“Algorithm” is a term that refers to rules for the efficient ordering of data and decision-making. A recipe is an algorithm. Banks, insurance companies and investment firms use them to reduce risk; courts use them to help determine guilt, and dating services use them to find promising match-ups. Because they are used for so many purposed, we are all affected by them whether we know it or not.
Data comes from an expanding variety of sources, including smart phones, credit cards, ads, medical implants and even toys. “Reason” magazine says that “humanity in 2025 will be generating 163 trillion gigabytes of data annually, a ten-fold increase in the global datasphere since 2016” Currently we are being watched by 60 million cameras.
The abolition of privacy is the essence of totalitarianism. Currently, China’s government is perfecting an algorithm for recording every aspect of the lives of its 1.4 billion citizens. Data such as a citizen’s age, educational level, family ties and legal history can be accessed by the click of a mouse. It’s a gigantic experiment called the “Social Credit System” which is a form of behavioral conditioning designed to instill obedience by dispensing rewards and punishments through remote control. The purpose is to install a synthetic superego into the public mind and suppress critical thoughts about the government.
China does this with 200 million cameras linked to facilities for facial recognition. If a citizen is late in paying taxes or shows any evidence of disloyalty to the regime, a low score goes into his permanent record. The offense is cross-checked with other data such as financial, medical, and legal records which are constantly updated. The government is partnered by tech businesses in keeping records on the citizenry.
Activities the government approves of, such as donating blood, get high scores, while engaging in video games, booze and tobacco will get low scores. So will associating with people believed to have anti-government views. Other behaviors, such as an extended time spent abroad or use of an unusual amount of electricity, may arouse suspicions leading to questioning. Low-scoring people are barred from luxury hotels, restaurants, the internet, and denied access to prestigious careers. At present, 15 million Chinese citizens are banned from air and rail transit.
Currently, China is targeting Muslims, who are suspected of having divided loyalties. Roughly a million are in camps being indoctrinated with the Communist Party’s ideas of proper citizenship. According to the NY Times, the government has 68 billion records on its Muslims. These include DNA, fingerprints, irises, blood samples, voice recordings and facial portraits from different angles.
As always, totalitarianism comes in the guise of utopianism. Shanghai says that its credit system aspires to “reach the point where no one would even consider hurting the community. If we reached this point, our work would be done.” The NY Times says that changing habits such as using a cell phone less frequently of using more electricity may arouse suspicion.

## TASKS
(1) According to the article on algorithms and China's Social Credit System, how many Chinese citizens are currently banned from air and rail transit?
(2) From the article on algorithms and China's Social Credit System, repeat word for word the stretch from "Currently, China is" through "may arouse suspicion.".
(3) Go on with the article on algorithms and China's Social Credit System, picking up right after its last sentence.

## EXTRACTED INFORMATION
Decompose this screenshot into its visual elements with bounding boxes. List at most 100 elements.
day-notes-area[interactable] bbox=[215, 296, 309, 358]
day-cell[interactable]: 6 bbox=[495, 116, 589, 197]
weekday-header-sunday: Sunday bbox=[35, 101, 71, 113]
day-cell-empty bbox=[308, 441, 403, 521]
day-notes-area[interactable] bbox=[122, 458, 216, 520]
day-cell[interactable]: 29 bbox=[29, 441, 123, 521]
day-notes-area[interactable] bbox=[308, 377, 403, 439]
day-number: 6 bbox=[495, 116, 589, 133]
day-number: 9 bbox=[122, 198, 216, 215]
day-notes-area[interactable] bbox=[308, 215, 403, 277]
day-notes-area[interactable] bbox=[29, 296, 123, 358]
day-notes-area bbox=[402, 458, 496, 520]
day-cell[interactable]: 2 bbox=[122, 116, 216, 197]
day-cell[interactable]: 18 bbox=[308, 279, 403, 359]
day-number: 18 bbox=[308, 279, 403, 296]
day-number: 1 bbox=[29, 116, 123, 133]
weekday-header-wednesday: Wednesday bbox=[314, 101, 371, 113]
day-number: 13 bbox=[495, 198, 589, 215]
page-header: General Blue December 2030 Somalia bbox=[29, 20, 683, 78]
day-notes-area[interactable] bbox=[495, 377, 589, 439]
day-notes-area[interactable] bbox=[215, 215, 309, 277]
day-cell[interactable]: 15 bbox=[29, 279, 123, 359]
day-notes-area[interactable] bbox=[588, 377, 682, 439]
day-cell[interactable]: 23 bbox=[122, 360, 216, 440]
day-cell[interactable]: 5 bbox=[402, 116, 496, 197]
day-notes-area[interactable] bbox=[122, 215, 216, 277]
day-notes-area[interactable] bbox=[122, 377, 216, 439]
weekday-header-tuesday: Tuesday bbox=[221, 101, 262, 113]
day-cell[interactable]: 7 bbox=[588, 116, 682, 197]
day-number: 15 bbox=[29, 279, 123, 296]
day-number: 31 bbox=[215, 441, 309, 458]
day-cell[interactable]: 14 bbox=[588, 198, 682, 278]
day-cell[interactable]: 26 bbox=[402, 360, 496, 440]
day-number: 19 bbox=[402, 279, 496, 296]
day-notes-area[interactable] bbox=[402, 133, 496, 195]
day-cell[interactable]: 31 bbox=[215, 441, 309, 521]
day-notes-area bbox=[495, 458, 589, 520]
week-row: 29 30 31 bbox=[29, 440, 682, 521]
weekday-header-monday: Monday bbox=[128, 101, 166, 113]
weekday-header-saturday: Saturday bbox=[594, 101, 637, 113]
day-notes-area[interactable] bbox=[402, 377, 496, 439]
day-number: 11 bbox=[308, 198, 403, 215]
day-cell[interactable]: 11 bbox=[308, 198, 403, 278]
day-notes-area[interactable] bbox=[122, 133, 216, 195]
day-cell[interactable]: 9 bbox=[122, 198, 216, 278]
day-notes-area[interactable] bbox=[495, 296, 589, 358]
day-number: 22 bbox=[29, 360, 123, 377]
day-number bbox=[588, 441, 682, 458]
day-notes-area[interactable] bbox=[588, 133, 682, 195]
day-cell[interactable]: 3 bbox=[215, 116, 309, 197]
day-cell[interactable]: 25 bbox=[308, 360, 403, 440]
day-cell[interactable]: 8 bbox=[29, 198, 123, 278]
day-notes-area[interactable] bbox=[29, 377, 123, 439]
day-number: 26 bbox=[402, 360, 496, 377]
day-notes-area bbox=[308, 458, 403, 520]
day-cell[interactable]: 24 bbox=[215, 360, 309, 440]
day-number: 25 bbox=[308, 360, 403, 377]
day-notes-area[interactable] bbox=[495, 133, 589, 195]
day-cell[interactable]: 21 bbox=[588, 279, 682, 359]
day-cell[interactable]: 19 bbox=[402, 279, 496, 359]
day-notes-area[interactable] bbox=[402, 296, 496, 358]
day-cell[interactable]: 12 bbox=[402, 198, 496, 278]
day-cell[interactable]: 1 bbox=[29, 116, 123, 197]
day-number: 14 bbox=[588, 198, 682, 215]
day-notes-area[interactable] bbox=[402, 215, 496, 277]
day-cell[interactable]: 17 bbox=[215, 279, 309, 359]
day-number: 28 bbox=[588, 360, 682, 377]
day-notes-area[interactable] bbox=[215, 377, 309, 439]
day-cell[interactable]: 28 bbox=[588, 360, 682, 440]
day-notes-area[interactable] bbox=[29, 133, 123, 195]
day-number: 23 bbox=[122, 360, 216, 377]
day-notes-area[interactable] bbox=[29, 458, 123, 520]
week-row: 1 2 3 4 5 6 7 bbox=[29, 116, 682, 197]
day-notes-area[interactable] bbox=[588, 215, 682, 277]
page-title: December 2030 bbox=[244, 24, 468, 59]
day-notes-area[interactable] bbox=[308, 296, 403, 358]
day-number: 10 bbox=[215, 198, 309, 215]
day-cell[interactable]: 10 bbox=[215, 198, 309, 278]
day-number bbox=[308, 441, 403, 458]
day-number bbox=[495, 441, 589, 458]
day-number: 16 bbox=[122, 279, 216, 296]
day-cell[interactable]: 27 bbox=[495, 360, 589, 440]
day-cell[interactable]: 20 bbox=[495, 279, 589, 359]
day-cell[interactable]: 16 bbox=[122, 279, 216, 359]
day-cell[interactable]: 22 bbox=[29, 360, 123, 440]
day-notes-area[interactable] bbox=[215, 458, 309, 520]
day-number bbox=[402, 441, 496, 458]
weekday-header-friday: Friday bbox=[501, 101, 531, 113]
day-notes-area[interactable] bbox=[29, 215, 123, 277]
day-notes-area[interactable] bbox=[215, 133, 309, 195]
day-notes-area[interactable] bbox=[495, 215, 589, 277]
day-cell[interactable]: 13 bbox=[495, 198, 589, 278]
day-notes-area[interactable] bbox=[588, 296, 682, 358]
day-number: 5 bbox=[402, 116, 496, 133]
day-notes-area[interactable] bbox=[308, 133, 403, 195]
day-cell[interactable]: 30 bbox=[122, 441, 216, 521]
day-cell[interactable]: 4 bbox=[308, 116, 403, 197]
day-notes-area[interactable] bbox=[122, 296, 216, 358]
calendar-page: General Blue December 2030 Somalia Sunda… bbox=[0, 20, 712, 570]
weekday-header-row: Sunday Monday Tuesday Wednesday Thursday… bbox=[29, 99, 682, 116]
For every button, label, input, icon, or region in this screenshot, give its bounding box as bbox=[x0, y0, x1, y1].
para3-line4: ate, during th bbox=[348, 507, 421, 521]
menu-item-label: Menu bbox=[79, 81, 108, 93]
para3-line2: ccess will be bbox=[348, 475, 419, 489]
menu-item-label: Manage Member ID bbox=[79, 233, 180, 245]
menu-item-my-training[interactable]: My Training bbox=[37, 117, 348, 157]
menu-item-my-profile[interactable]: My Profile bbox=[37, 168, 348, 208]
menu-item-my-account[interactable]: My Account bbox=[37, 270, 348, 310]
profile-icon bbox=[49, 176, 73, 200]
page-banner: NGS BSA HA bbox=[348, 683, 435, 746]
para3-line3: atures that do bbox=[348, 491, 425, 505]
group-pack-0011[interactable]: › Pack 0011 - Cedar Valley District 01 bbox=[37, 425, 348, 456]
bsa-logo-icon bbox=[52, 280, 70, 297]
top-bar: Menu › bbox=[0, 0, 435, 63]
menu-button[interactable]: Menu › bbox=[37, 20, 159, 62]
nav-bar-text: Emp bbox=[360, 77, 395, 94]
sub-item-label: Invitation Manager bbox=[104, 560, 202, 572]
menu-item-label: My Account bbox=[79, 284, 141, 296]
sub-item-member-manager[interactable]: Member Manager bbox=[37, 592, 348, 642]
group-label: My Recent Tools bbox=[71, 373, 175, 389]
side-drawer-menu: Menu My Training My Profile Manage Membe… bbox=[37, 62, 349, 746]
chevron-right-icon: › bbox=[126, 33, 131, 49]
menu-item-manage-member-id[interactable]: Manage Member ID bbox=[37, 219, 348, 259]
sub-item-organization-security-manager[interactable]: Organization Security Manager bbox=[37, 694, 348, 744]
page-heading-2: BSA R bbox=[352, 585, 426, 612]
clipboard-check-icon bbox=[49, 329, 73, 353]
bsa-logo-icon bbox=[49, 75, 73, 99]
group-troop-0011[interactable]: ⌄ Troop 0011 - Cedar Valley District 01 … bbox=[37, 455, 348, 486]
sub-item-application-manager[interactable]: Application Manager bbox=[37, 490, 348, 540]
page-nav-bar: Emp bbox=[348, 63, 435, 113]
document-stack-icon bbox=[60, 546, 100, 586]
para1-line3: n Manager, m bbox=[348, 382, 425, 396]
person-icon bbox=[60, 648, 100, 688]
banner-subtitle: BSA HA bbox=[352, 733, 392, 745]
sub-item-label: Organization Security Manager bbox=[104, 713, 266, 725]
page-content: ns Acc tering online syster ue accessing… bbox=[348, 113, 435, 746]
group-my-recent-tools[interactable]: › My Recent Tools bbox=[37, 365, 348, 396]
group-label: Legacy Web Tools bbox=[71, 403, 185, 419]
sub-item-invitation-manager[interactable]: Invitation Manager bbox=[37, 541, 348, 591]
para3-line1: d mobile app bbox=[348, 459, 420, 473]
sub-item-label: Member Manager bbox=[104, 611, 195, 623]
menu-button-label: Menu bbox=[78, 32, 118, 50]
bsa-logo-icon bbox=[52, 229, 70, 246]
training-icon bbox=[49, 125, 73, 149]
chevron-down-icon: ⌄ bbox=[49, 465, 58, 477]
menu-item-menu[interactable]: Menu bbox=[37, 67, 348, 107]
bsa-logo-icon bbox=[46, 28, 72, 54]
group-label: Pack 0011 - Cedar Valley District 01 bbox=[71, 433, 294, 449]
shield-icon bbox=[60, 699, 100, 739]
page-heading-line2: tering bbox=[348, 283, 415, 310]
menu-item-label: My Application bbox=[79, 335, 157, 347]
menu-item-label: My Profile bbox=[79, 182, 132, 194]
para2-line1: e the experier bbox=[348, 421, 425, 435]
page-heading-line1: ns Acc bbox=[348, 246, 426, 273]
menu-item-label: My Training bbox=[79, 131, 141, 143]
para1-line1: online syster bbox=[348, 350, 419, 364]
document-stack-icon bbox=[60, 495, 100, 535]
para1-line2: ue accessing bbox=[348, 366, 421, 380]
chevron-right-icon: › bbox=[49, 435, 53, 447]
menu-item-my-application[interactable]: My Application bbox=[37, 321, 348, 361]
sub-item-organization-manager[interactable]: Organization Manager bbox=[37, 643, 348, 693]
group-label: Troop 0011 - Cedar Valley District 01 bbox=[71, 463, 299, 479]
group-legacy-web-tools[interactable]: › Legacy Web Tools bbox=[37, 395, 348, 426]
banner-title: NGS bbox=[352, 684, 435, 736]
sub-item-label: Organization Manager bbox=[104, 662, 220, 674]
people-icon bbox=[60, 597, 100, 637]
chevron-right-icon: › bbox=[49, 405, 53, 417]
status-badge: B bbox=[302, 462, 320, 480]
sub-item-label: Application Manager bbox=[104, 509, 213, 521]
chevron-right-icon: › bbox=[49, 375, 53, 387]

## RESPONSES PER TASK
(1) 15 million

(2)
Currently, China is targeting Muslims, who are suspected of having divided loyalties. Roughly a million are in camps being indoctrinated with the Communist Party’s ideas of proper citizenship. According to the NY Times, the government has 68 billion records on its Muslims. These include DNA, fingerprints, irises, blood samples, voice recordings and facial portraits from different angles.
As always, totalitarianism comes in the guise of utopianism. Shanghai says that its credit system aspires to “reach the point where no one would even consider hurting the community. If we reached this point, our work would be done.” The NY Times says that changing habits such as using a cell phone less frequently of using more electricity may arouse suspicion.

(3)
The danger of thought control isn’t limited to totalitarian governments. It is inherent in surveillance technology. Two writers for “Atlantic” magazine say that “What emerges in China will not stay in China. Its repressive technologies have a pattern of diffusing to other ... regimes around the world. For this reason ... democracies must monitor and denounce this sinister creep toward an Orwellian world.”
Indeed, China’s system is spreading. To date, 54 governments have adopted algorithmic systems, many of them financed by Chinese loans. Even Australia has signed on. “Reason” magazine observes that it will likely be adopted by “every two-bit dictator on the earth.” The technology isn’t limited to passively watching citizens, it also has the capability to frame them by creating realistic video and audio forgeries.
Could it happen here?
The police department in Orlando, Fla. is experimenting with surveillance that includes CCTV cameras to watch citizens and employs algorithmic software designed by Amazon. It identifies the faces of illegal aliens, drug dealers and other assorted felons and compares them with vast data bases. The purpose is to anticipate crimes before they happen, much as in the sci-fi film “Minority Report.” If Orlando’s experiment is deemed successful there will likely be demands for similar systems elsewhere, perhaps everywhere.
Even where algorithms are well-intended, their operations are so opaque that they may block important questions from public scrutiny. Lawyers seeking the details of a case have been rebuffed by courts because algorithmic designers have agreements with their contracting agencies which forbid disclosure.
Amazon, Google and IBM are developing a device that reads human emotions by analyzing voices. It will determine a subject’s moods, including joy, anger, sadness, fear, boredom, stress and other mental states. It will do so even if the voices are masked by background noise. How long until machines can read our thoughts?